--- begin ---

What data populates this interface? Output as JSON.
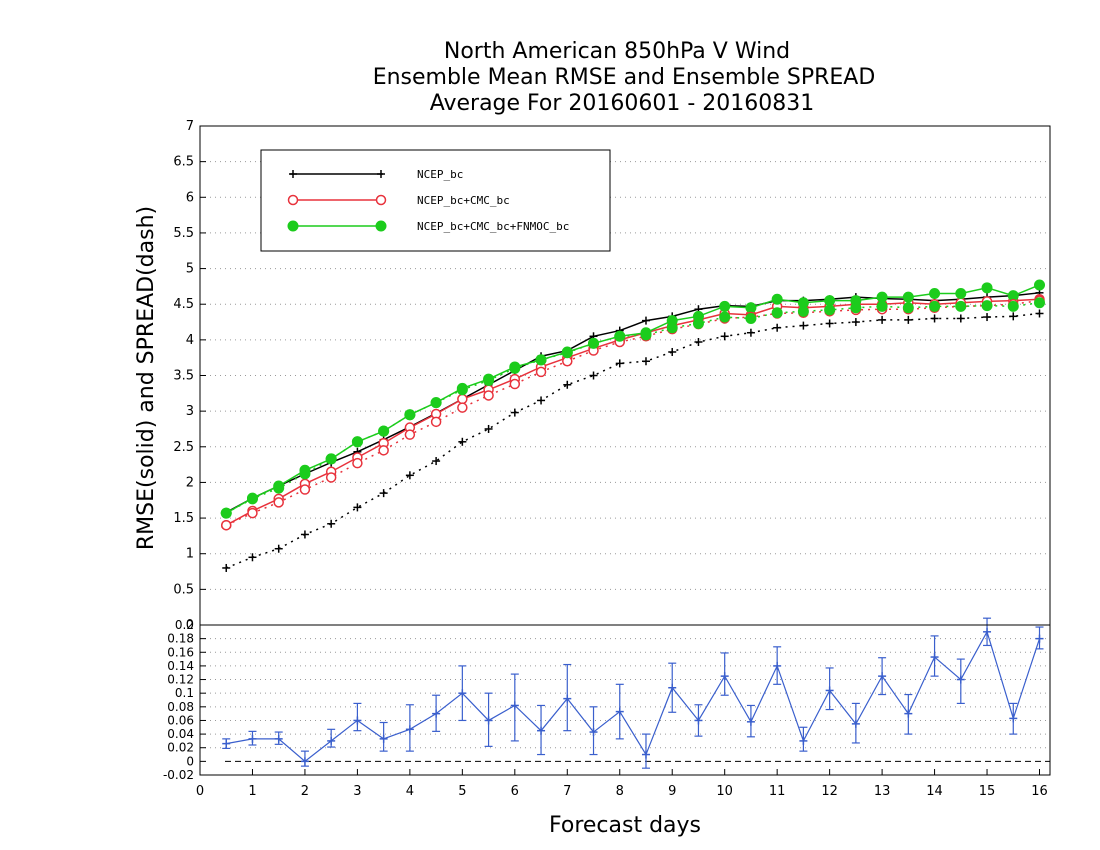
{
  "title_lines": [
    "North American 850hPa V Wind",
    "Ensemble Mean RMSE and Ensemble SPREAD",
    "Average For 20160601 - 20160831"
  ],
  "colors": {
    "ncep": "#000000",
    "cmc": "#e8323c",
    "fnmoc": "#1ccc1c",
    "diff": "#3a5fcd",
    "grid": "#9a9a9a"
  },
  "chart_data": [
    {
      "type": "line",
      "ylabel": "RMSE(solid)  and  SPREAD(dash)",
      "ylim": [
        0,
        7
      ],
      "yticks": [
        "0.5",
        "1",
        "1.5",
        "2",
        "2.5",
        "3",
        "3.5",
        "4",
        "4.5",
        "5",
        "5.5",
        "6",
        "6.5",
        "7"
      ],
      "xlim": [
        0,
        16.2
      ],
      "grid": true,
      "legend_position": "top-left",
      "x": [
        0.5,
        1,
        1.5,
        2,
        2.5,
        3,
        3.5,
        4,
        4.5,
        5,
        5.5,
        6,
        6.5,
        7,
        7.5,
        8,
        8.5,
        9,
        9.5,
        10,
        10.5,
        11,
        11.5,
        12,
        12.5,
        13,
        13.5,
        14,
        14.5,
        15,
        15.5,
        16
      ],
      "series": [
        {
          "name": "NCEP_bc",
          "style": "solid",
          "marker": "plus",
          "color": "#000000",
          "values": [
            1.58,
            1.78,
            1.95,
            2.12,
            2.28,
            2.43,
            2.6,
            2.78,
            2.97,
            3.17,
            3.37,
            3.57,
            3.77,
            3.85,
            4.05,
            4.13,
            4.27,
            4.33,
            4.43,
            4.48,
            4.47,
            4.55,
            4.55,
            4.57,
            4.6,
            4.58,
            4.57,
            4.55,
            4.57,
            4.6,
            4.62,
            4.66
          ]
        },
        {
          "name": "NCEP_bc+CMC_bc",
          "style": "solid",
          "marker": "open-circle",
          "color": "#e8323c",
          "values": [
            1.4,
            1.6,
            1.77,
            1.98,
            2.15,
            2.35,
            2.55,
            2.77,
            2.96,
            3.17,
            3.3,
            3.45,
            3.62,
            3.75,
            3.88,
            4.0,
            4.1,
            4.2,
            4.28,
            4.37,
            4.35,
            4.47,
            4.45,
            4.47,
            4.5,
            4.5,
            4.52,
            4.5,
            4.52,
            4.54,
            4.55,
            4.57
          ]
        },
        {
          "name": "NCEP_bc+CMC_bc+FNMOC_bc",
          "style": "solid",
          "marker": "filled-circle",
          "color": "#1ccc1c",
          "values": [
            1.57,
            1.78,
            1.95,
            2.17,
            2.33,
            2.57,
            2.72,
            2.95,
            3.12,
            3.32,
            3.45,
            3.62,
            3.72,
            3.83,
            3.95,
            4.05,
            4.1,
            4.27,
            4.33,
            4.47,
            4.45,
            4.57,
            4.52,
            4.55,
            4.55,
            4.6,
            4.6,
            4.65,
            4.65,
            4.73,
            4.62,
            4.77
          ]
        },
        {
          "name": "",
          "style": "dash",
          "marker": "plus",
          "color": "#000000",
          "values": [
            0.8,
            0.95,
            1.07,
            1.27,
            1.42,
            1.65,
            1.85,
            2.1,
            2.3,
            2.57,
            2.75,
            2.98,
            3.15,
            3.37,
            3.5,
            3.67,
            3.7,
            3.83,
            3.97,
            4.05,
            4.1,
            4.17,
            4.2,
            4.23,
            4.25,
            4.28,
            4.28,
            4.3,
            4.3,
            4.32,
            4.33,
            4.37
          ]
        },
        {
          "name": "",
          "style": "dash",
          "marker": "open-circle",
          "color": "#e8323c",
          "values": [
            1.4,
            1.57,
            1.72,
            1.9,
            2.07,
            2.27,
            2.45,
            2.67,
            2.85,
            3.05,
            3.22,
            3.38,
            3.55,
            3.7,
            3.85,
            3.97,
            4.05,
            4.15,
            4.22,
            4.3,
            4.32,
            4.37,
            4.38,
            4.4,
            4.42,
            4.43,
            4.43,
            4.45,
            4.47,
            4.48,
            4.5,
            4.55
          ]
        },
        {
          "name": "",
          "style": "dash",
          "marker": "filled-circle",
          "color": "#1ccc1c",
          "values": [
            1.57,
            1.77,
            1.92,
            2.12,
            2.33,
            2.57,
            2.72,
            2.95,
            3.12,
            3.3,
            3.43,
            3.6,
            3.72,
            3.82,
            3.95,
            4.05,
            4.07,
            4.17,
            4.23,
            4.32,
            4.3,
            4.38,
            4.4,
            4.42,
            4.45,
            4.47,
            4.45,
            4.47,
            4.47,
            4.48,
            4.47,
            4.52
          ]
        }
      ]
    },
    {
      "type": "line",
      "ylim": [
        -0.02,
        0.2
      ],
      "yticks": [
        "-0.02",
        "0",
        "0.02",
        "0.04",
        "0.06",
        "0.08",
        "0.1",
        "0.12",
        "0.14",
        "0.16",
        "0.18",
        "0.2"
      ],
      "xlim": [
        0,
        16.2
      ],
      "xticks": [
        "0",
        "1",
        "2",
        "3",
        "4",
        "5",
        "6",
        "7",
        "8",
        "9",
        "10",
        "11",
        "12",
        "13",
        "14",
        "15",
        "16"
      ],
      "xlabel": "Forecast days",
      "grid": true,
      "zero_line": "dash",
      "series": [
        {
          "name": "",
          "color": "#3a5fcd",
          "marker": "plus",
          "errorbars": true,
          "x": [
            0.5,
            1,
            1.5,
            2,
            2.5,
            3,
            3.5,
            4,
            4.5,
            5,
            5.5,
            6,
            6.5,
            7,
            7.5,
            8,
            8.5,
            9,
            9.5,
            10,
            10.5,
            11,
            11.5,
            12,
            12.5,
            13,
            13.5,
            14,
            14.5,
            15,
            15.5,
            16
          ],
          "values": [
            0.026,
            0.033,
            0.033,
            0.0,
            0.03,
            0.06,
            0.033,
            0.047,
            0.07,
            0.1,
            0.06,
            0.082,
            0.045,
            0.092,
            0.043,
            0.073,
            0.01,
            0.108,
            0.06,
            0.125,
            0.058,
            0.14,
            0.03,
            0.104,
            0.055,
            0.125,
            0.07,
            0.153,
            0.12,
            0.19,
            0.063,
            0.18
          ],
          "lower": [
            0.019,
            0.024,
            0.025,
            -0.007,
            0.021,
            0.045,
            0.015,
            0.015,
            0.044,
            0.06,
            0.022,
            0.03,
            0.01,
            0.045,
            0.01,
            0.033,
            -0.01,
            0.072,
            0.037,
            0.097,
            0.036,
            0.113,
            0.015,
            0.076,
            0.027,
            0.098,
            0.04,
            0.125,
            0.085,
            0.17,
            0.04,
            0.165
          ],
          "upper": [
            0.033,
            0.044,
            0.043,
            0.015,
            0.047,
            0.085,
            0.057,
            0.083,
            0.097,
            0.14,
            0.1,
            0.128,
            0.082,
            0.142,
            0.08,
            0.113,
            0.04,
            0.144,
            0.083,
            0.159,
            0.082,
            0.168,
            0.05,
            0.137,
            0.085,
            0.152,
            0.098,
            0.184,
            0.15,
            0.21,
            0.085,
            0.197
          ]
        }
      ]
    }
  ]
}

--- end ---

# [Direction]
Every entry must be reproduced exactly, with the images left out.

# [Task solution]
What data populates this interface? Output as JSON.
{
  "title_lines": [
    "North American 850hPa V Wind",
    "Ensemble Mean RMSE and Ensemble SPREAD",
    "Average For 20160601 - 20160831"
  ],
  "colors": {
    "ncep": "#000000",
    "cmc": "#e8323c",
    "fnmoc": "#1ccc1c",
    "diff": "#3a5fcd",
    "grid": "#9a9a9a"
  },
  "chart_data": [
    {
      "type": "line",
      "ylabel": "RMSE(solid)  and  SPREAD(dash)",
      "ylim": [
        0,
        7
      ],
      "yticks": [
        "0.5",
        "1",
        "1.5",
        "2",
        "2.5",
        "3",
        "3.5",
        "4",
        "4.5",
        "5",
        "5.5",
        "6",
        "6.5",
        "7"
      ],
      "xlim": [
        0,
        16.2
      ],
      "grid": true,
      "legend_position": "top-left",
      "x": [
        0.5,
        1,
        1.5,
        2,
        2.5,
        3,
        3.5,
        4,
        4.5,
        5,
        5.5,
        6,
        6.5,
        7,
        7.5,
        8,
        8.5,
        9,
        9.5,
        10,
        10.5,
        11,
        11.5,
        12,
        12.5,
        13,
        13.5,
        14,
        14.5,
        15,
        15.5,
        16
      ],
      "series": [
        {
          "name": "NCEP_bc",
          "style": "solid",
          "marker": "plus",
          "color": "#000000",
          "values": [
            1.58,
            1.78,
            1.95,
            2.12,
            2.28,
            2.43,
            2.6,
            2.78,
            2.97,
            3.17,
            3.37,
            3.57,
            3.77,
            3.85,
            4.05,
            4.13,
            4.27,
            4.33,
            4.43,
            4.48,
            4.47,
            4.55,
            4.55,
            4.57,
            4.6,
            4.58,
            4.57,
            4.55,
            4.57,
            4.6,
            4.62,
            4.66
          ]
        },
        {
          "name": "NCEP_bc+CMC_bc",
          "style": "solid",
          "marker": "open-circle",
          "color": "#e8323c",
          "values": [
            1.4,
            1.6,
            1.77,
            1.98,
            2.15,
            2.35,
            2.55,
            2.77,
            2.96,
            3.17,
            3.3,
            3.45,
            3.62,
            3.75,
            3.88,
            4.0,
            4.1,
            4.2,
            4.28,
            4.37,
            4.35,
            4.47,
            4.45,
            4.47,
            4.5,
            4.5,
            4.52,
            4.5,
            4.52,
            4.54,
            4.55,
            4.57
          ]
        },
        {
          "name": "NCEP_bc+CMC_bc+FNMOC_bc",
          "style": "solid",
          "marker": "filled-circle",
          "color": "#1ccc1c",
          "values": [
            1.57,
            1.78,
            1.95,
            2.17,
            2.33,
            2.57,
            2.72,
            2.95,
            3.12,
            3.32,
            3.45,
            3.62,
            3.72,
            3.83,
            3.95,
            4.05,
            4.1,
            4.27,
            4.33,
            4.47,
            4.45,
            4.57,
            4.52,
            4.55,
            4.55,
            4.6,
            4.6,
            4.65,
            4.65,
            4.73,
            4.62,
            4.77
          ]
        },
        {
          "name": "",
          "style": "dash",
          "marker": "plus",
          "color": "#000000",
          "values": [
            0.8,
            0.95,
            1.07,
            1.27,
            1.42,
            1.65,
            1.85,
            2.1,
            2.3,
            2.57,
            2.75,
            2.98,
            3.15,
            3.37,
            3.5,
            3.67,
            3.7,
            3.83,
            3.97,
            4.05,
            4.1,
            4.17,
            4.2,
            4.23,
            4.25,
            4.28,
            4.28,
            4.3,
            4.3,
            4.32,
            4.33,
            4.37
          ]
        },
        {
          "name": "",
          "style": "dash",
          "marker": "open-circle",
          "color": "#e8323c",
          "values": [
            1.4,
            1.57,
            1.72,
            1.9,
            2.07,
            2.27,
            2.45,
            2.67,
            2.85,
            3.05,
            3.22,
            3.38,
            3.55,
            3.7,
            3.85,
            3.97,
            4.05,
            4.15,
            4.22,
            4.3,
            4.32,
            4.37,
            4.38,
            4.4,
            4.42,
            4.43,
            4.43,
            4.45,
            4.47,
            4.48,
            4.5,
            4.55
          ]
        },
        {
          "name": "",
          "style": "dash",
          "marker": "filled-circle",
          "color": "#1ccc1c",
          "values": [
            1.57,
            1.77,
            1.92,
            2.12,
            2.33,
            2.57,
            2.72,
            2.95,
            3.12,
            3.3,
            3.43,
            3.6,
            3.72,
            3.82,
            3.95,
            4.05,
            4.07,
            4.17,
            4.23,
            4.32,
            4.3,
            4.38,
            4.4,
            4.42,
            4.45,
            4.47,
            4.45,
            4.47,
            4.47,
            4.48,
            4.47,
            4.52
          ]
        }
      ]
    },
    {
      "type": "line",
      "ylim": [
        -0.02,
        0.2
      ],
      "yticks": [
        "-0.02",
        "0",
        "0.02",
        "0.04",
        "0.06",
        "0.08",
        "0.1",
        "0.12",
        "0.14",
        "0.16",
        "0.18",
        "0.2"
      ],
      "xlim": [
        0,
        16.2
      ],
      "xticks": [
        "0",
        "1",
        "2",
        "3",
        "4",
        "5",
        "6",
        "7",
        "8",
        "9",
        "10",
        "11",
        "12",
        "13",
        "14",
        "15",
        "16"
      ],
      "xlabel": "Forecast days",
      "grid": true,
      "zero_line": "dash",
      "series": [
        {
          "name": "",
          "color": "#3a5fcd",
          "marker": "plus",
          "errorbars": true,
          "x": [
            0.5,
            1,
            1.5,
            2,
            2.5,
            3,
            3.5,
            4,
            4.5,
            5,
            5.5,
            6,
            6.5,
            7,
            7.5,
            8,
            8.5,
            9,
            9.5,
            10,
            10.5,
            11,
            11.5,
            12,
            12.5,
            13,
            13.5,
            14,
            14.5,
            15,
            15.5,
            16
          ],
          "values": [
            0.026,
            0.033,
            0.033,
            0.0,
            0.03,
            0.06,
            0.033,
            0.047,
            0.07,
            0.1,
            0.06,
            0.082,
            0.045,
            0.092,
            0.043,
            0.073,
            0.01,
            0.108,
            0.06,
            0.125,
            0.058,
            0.14,
            0.03,
            0.104,
            0.055,
            0.125,
            0.07,
            0.153,
            0.12,
            0.19,
            0.063,
            0.18
          ],
          "lower": [
            0.019,
            0.024,
            0.025,
            -0.007,
            0.021,
            0.045,
            0.015,
            0.015,
            0.044,
            0.06,
            0.022,
            0.03,
            0.01,
            0.045,
            0.01,
            0.033,
            -0.01,
            0.072,
            0.037,
            0.097,
            0.036,
            0.113,
            0.015,
            0.076,
            0.027,
            0.098,
            0.04,
            0.125,
            0.085,
            0.17,
            0.04,
            0.165
          ],
          "upper": [
            0.033,
            0.044,
            0.043,
            0.015,
            0.047,
            0.085,
            0.057,
            0.083,
            0.097,
            0.14,
            0.1,
            0.128,
            0.082,
            0.142,
            0.08,
            0.113,
            0.04,
            0.144,
            0.083,
            0.159,
            0.082,
            0.168,
            0.05,
            0.137,
            0.085,
            0.152,
            0.098,
            0.184,
            0.15,
            0.21,
            0.085,
            0.197
          ]
        }
      ]
    }
  ]
}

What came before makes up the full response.